In the material below, change every "cell-main-contact-value" to "cell-primary-contact-value" and leave everything else the same.

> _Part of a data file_
########################################

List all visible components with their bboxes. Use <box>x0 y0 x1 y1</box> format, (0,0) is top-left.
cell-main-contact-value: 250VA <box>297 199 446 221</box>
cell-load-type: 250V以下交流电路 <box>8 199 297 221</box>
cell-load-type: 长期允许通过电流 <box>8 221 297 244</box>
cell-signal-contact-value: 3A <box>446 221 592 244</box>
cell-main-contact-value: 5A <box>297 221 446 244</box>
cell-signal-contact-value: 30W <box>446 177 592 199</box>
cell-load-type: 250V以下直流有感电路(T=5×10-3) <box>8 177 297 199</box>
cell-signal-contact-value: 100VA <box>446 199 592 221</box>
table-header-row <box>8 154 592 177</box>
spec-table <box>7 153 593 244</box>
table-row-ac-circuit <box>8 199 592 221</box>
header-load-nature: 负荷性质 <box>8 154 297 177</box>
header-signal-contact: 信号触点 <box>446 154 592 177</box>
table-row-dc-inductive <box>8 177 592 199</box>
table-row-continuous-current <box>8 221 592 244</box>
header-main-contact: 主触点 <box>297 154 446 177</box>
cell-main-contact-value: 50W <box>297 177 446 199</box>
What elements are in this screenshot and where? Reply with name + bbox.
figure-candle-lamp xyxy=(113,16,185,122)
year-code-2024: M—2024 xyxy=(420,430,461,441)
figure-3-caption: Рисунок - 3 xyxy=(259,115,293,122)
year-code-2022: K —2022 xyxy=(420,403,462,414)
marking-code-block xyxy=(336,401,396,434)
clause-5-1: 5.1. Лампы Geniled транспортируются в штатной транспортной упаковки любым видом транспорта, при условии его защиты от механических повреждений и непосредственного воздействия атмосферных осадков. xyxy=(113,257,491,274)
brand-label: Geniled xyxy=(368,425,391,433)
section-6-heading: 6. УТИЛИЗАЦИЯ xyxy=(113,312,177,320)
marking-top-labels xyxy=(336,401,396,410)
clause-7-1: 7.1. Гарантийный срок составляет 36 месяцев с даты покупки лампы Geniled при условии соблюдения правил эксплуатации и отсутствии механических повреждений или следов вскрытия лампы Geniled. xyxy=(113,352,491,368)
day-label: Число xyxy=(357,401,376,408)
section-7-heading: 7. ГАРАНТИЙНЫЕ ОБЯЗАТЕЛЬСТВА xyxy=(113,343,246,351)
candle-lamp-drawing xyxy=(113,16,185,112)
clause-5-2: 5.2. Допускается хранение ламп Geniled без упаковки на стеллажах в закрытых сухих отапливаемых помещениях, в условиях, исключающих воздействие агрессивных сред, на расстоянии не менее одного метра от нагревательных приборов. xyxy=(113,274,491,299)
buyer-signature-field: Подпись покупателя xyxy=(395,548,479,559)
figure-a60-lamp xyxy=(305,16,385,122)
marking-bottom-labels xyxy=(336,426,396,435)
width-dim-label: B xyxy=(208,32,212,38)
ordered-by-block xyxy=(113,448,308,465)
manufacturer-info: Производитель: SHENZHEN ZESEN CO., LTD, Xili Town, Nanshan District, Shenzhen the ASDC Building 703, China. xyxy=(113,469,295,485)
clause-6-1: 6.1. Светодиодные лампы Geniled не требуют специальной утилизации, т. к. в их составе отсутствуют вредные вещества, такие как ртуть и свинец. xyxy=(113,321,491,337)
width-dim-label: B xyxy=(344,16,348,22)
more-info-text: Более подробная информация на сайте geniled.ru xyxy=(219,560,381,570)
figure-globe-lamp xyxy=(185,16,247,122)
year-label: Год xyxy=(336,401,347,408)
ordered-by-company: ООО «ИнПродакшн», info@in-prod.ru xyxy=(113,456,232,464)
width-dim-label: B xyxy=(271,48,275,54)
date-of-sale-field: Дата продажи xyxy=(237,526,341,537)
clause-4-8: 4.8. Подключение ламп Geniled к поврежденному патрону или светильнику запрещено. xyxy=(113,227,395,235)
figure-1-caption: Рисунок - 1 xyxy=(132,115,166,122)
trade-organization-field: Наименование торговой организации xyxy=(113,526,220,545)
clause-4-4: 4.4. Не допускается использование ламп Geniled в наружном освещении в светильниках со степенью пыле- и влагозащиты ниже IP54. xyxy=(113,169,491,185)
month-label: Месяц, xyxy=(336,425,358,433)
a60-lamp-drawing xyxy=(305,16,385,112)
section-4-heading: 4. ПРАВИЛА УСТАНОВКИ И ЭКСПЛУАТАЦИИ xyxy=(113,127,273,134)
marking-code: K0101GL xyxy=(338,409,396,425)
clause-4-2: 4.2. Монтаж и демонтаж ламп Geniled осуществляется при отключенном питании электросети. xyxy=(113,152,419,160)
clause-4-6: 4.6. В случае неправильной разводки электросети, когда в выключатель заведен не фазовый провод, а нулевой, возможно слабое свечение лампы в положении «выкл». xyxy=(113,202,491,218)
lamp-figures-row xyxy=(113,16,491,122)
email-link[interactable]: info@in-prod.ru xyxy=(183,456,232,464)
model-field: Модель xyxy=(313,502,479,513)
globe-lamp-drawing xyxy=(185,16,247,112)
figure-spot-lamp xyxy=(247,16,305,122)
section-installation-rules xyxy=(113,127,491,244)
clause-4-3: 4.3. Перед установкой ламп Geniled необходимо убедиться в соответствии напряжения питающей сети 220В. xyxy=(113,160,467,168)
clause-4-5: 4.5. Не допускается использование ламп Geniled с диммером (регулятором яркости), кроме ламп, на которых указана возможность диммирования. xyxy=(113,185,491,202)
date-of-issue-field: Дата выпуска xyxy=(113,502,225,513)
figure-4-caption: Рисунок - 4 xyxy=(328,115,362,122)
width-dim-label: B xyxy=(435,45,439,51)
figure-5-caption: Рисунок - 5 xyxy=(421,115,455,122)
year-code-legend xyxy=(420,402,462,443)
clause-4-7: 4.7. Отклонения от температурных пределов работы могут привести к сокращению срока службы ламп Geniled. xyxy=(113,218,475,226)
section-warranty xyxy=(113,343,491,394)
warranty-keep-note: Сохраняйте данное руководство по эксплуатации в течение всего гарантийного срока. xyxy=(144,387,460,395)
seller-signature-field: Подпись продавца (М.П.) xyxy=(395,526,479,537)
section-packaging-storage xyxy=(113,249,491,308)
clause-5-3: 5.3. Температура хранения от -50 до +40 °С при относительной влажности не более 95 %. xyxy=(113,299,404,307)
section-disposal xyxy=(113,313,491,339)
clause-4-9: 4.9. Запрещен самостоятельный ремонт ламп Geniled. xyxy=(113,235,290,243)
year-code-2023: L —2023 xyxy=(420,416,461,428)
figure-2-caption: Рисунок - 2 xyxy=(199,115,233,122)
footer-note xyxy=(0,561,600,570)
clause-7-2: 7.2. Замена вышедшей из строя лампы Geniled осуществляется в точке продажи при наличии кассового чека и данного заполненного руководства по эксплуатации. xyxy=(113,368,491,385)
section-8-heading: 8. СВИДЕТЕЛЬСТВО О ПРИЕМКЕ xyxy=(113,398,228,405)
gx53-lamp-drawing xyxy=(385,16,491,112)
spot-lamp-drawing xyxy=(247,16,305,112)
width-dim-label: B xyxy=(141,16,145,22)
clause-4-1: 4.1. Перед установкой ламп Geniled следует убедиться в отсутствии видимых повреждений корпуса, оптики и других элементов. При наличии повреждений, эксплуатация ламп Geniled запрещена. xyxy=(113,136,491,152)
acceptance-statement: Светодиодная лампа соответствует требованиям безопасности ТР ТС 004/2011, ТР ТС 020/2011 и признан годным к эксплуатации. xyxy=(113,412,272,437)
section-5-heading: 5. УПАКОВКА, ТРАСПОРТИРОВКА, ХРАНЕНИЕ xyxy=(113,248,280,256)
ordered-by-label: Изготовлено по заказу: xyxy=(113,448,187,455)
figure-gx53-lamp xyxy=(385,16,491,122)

########################################

> _Worked answer_
List all visible components with their bboxes. Use <box>x0 y0 x1 y1</box> format, (0,0) is top-left.
cell-primary-contact-value: 250VA <box>297 199 446 221</box>
cell-load-type: 250V以下交流电路 <box>8 199 297 221</box>
cell-load-type: 长期允许通过电流 <box>8 221 297 244</box>
cell-signal-contact-value: 3A <box>446 221 592 244</box>
cell-primary-contact-value: 5A <box>297 221 446 244</box>
cell-signal-contact-value: 30W <box>446 177 592 199</box>
cell-load-type: 250V以下直流有感电路(T=5×10-3) <box>8 177 297 199</box>
cell-signal-contact-value: 100VA <box>446 199 592 221</box>
table-header-row <box>8 154 592 177</box>
spec-table <box>7 153 593 244</box>
table-row-ac-circuit <box>8 199 592 221</box>
header-load-nature: 负荷性质 <box>8 154 297 177</box>
header-signal-contact: 信号触点 <box>446 154 592 177</box>
table-row-dc-inductive <box>8 177 592 199</box>
table-row-continuous-current <box>8 221 592 244</box>
header-main-contact: 主触点 <box>297 154 446 177</box>
cell-primary-contact-value: 50W <box>297 177 446 199</box>
What elements are in this screenshot and where? Reply with name + bbox.
figure-candle-lamp xyxy=(113,16,185,122)
year-code-2024: M—2024 xyxy=(420,430,461,441)
figure-3-caption: Рисунок - 3 xyxy=(259,115,293,122)
year-code-2022: K —2022 xyxy=(420,403,462,414)
marking-code-block xyxy=(336,401,396,434)
clause-5-1: 5.1. Лампы Geniled транспортируются в штатной транспортной упаковки любым видом транспорта, при условии его защиты от механических повреждений и непосредственного воздействия атмосферных осадков. xyxy=(113,257,491,274)
brand-label: Geniled xyxy=(368,425,391,433)
section-6-heading: 6. УТИЛИЗАЦИЯ xyxy=(113,312,177,320)
marking-top-labels xyxy=(336,401,396,410)
clause-7-1: 7.1. Гарантийный срок составляет 36 месяцев с даты покупки лампы Geniled при условии соблюдения правил эксплуатации и отсутствии механических повреждений или следов вскрытия лампы Geniled. xyxy=(113,352,491,368)
day-label: Число xyxy=(357,401,376,408)
section-7-heading: 7. ГАРАНТИЙНЫЕ ОБЯЗАТЕЛЬСТВА xyxy=(113,343,246,351)
candle-lamp-drawing xyxy=(113,16,185,112)
clause-5-2: 5.2. Допускается хранение ламп Geniled без упаковки на стеллажах в закрытых сухих отапливаемых помещениях, в условиях, исключающих воздействие агрессивных сред, на расстоянии не менее одного метра от нагревательных приборов. xyxy=(113,274,491,299)
buyer-signature-field: Подпись покупателя xyxy=(395,548,479,559)
figure-a60-lamp xyxy=(305,16,385,122)
marking-bottom-labels xyxy=(336,426,396,435)
width-dim-label: B xyxy=(208,32,212,38)
ordered-by-block xyxy=(113,448,308,465)
manufacturer-info: Производитель: SHENZHEN ZESEN CO., LTD, Xili Town, Nanshan District, Shenzhen the ASDC Building 703, China. xyxy=(113,469,295,485)
clause-6-1: 6.1. Светодиодные лампы Geniled не требуют специальной утилизации, т. к. в их составе отсутствуют вредные вещества, такие как ртуть и свинец. xyxy=(113,321,491,337)
width-dim-label: B xyxy=(344,16,348,22)
more-info-text: Более подробная информация на сайте geniled.ru xyxy=(219,560,381,570)
figure-globe-lamp xyxy=(185,16,247,122)
year-label: Год xyxy=(336,401,347,408)
ordered-by-company: ООО «ИнПродакшн», info@in-prod.ru xyxy=(113,456,232,464)
width-dim-label: B xyxy=(271,48,275,54)
date-of-sale-field: Дата продажи xyxy=(237,526,341,537)
clause-4-8: 4.8. Подключение ламп Geniled к поврежденному патрону или светильнику запрещено. xyxy=(113,227,395,235)
figure-1-caption: Рисунок - 1 xyxy=(132,115,166,122)
trade-organization-field: Наименование торговой организации xyxy=(113,526,220,545)
clause-4-4: 4.4. Не допускается использование ламп Geniled в наружном освещении в светильниках со степенью пыле- и влагозащиты ниже IP54. xyxy=(113,169,491,185)
month-label: Месяц, xyxy=(336,425,358,433)
a60-lamp-drawing xyxy=(305,16,385,112)
section-4-heading: 4. ПРАВИЛА УСТАНОВКИ И ЭКСПЛУАТАЦИИ xyxy=(113,127,273,134)
marking-code: K0101GL xyxy=(338,409,396,425)
clause-4-2: 4.2. Монтаж и демонтаж ламп Geniled осуществляется при отключенном питании электросети. xyxy=(113,152,419,160)
clause-4-6: 4.6. В случае неправильной разводки электросети, когда в выключатель заведен не фазовый провод, а нулевой, возможно слабое свечение лампы в положении «выкл». xyxy=(113,202,491,218)
lamp-figures-row xyxy=(113,16,491,122)
email-link[interactable]: info@in-prod.ru xyxy=(183,456,232,464)
model-field: Модель xyxy=(313,502,479,513)
globe-lamp-drawing xyxy=(185,16,247,112)
figure-spot-lamp xyxy=(247,16,305,122)
section-installation-rules xyxy=(113,127,491,244)
clause-4-3: 4.3. Перед установкой ламп Geniled необходимо убедиться в соответствии напряжения питающей сети 220В. xyxy=(113,160,467,168)
clause-4-5: 4.5. Не допускается использование ламп Geniled с диммером (регулятором яркости), кроме ламп, на которых указана возможность диммирования. xyxy=(113,185,491,202)
date-of-issue-field: Дата выпуска xyxy=(113,502,225,513)
figure-4-caption: Рисунок - 4 xyxy=(328,115,362,122)
width-dim-label: B xyxy=(435,45,439,51)
figure-5-caption: Рисунок - 5 xyxy=(421,115,455,122)
year-code-legend xyxy=(420,402,462,443)
clause-4-7: 4.7. Отклонения от температурных пределов работы могут привести к сокращению срока службы ламп Geniled. xyxy=(113,218,475,226)
section-warranty xyxy=(113,343,491,394)
warranty-keep-note: Сохраняйте данное руководство по эксплуатации в течение всего гарантийного срока. xyxy=(144,387,460,395)
seller-signature-field: Подпись продавца (М.П.) xyxy=(395,526,479,537)
section-packaging-storage xyxy=(113,249,491,308)
clause-5-3: 5.3. Температура хранения от -50 до +40 °С при относительной влажности не более 95 %. xyxy=(113,299,404,307)
section-disposal xyxy=(113,313,491,339)
clause-4-9: 4.9. Запрещен самостоятельный ремонт ламп Geniled. xyxy=(113,235,290,243)
year-code-2023: L —2023 xyxy=(420,416,461,428)
figure-2-caption: Рисунок - 2 xyxy=(199,115,233,122)
footer-note xyxy=(0,561,600,570)
clause-7-2: 7.2. Замена вышедшей из строя лампы Geniled осуществляется в точке продажи при наличии кассового чека и данного заполненного руководства по эксплуатации. xyxy=(113,368,491,385)
section-8-heading: 8. СВИДЕТЕЛЬСТВО О ПРИЕМКЕ xyxy=(113,398,228,405)
gx53-lamp-drawing xyxy=(385,16,491,112)
spot-lamp-drawing xyxy=(247,16,305,112)
width-dim-label: B xyxy=(141,16,145,22)
clause-4-1: 4.1. Перед установкой ламп Geniled следует убедиться в отсутствии видимых повреждений корпуса, оптики и других элементов. При наличии повреждений, эксплуатация ламп Geniled запрещена. xyxy=(113,136,491,152)
acceptance-statement: Светодиодная лампа соответствует требованиям безопасности ТР ТС 004/2011, ТР ТС 020/2011 и признан годным к эксплуатации. xyxy=(113,412,272,437)
section-5-heading: 5. УПАКОВКА, ТРАСПОРТИРОВКА, ХРАНЕНИЕ xyxy=(113,248,280,256)
ordered-by-label: Изготовлено по заказу: xyxy=(113,448,187,455)
figure-gx53-lamp xyxy=(385,16,491,122)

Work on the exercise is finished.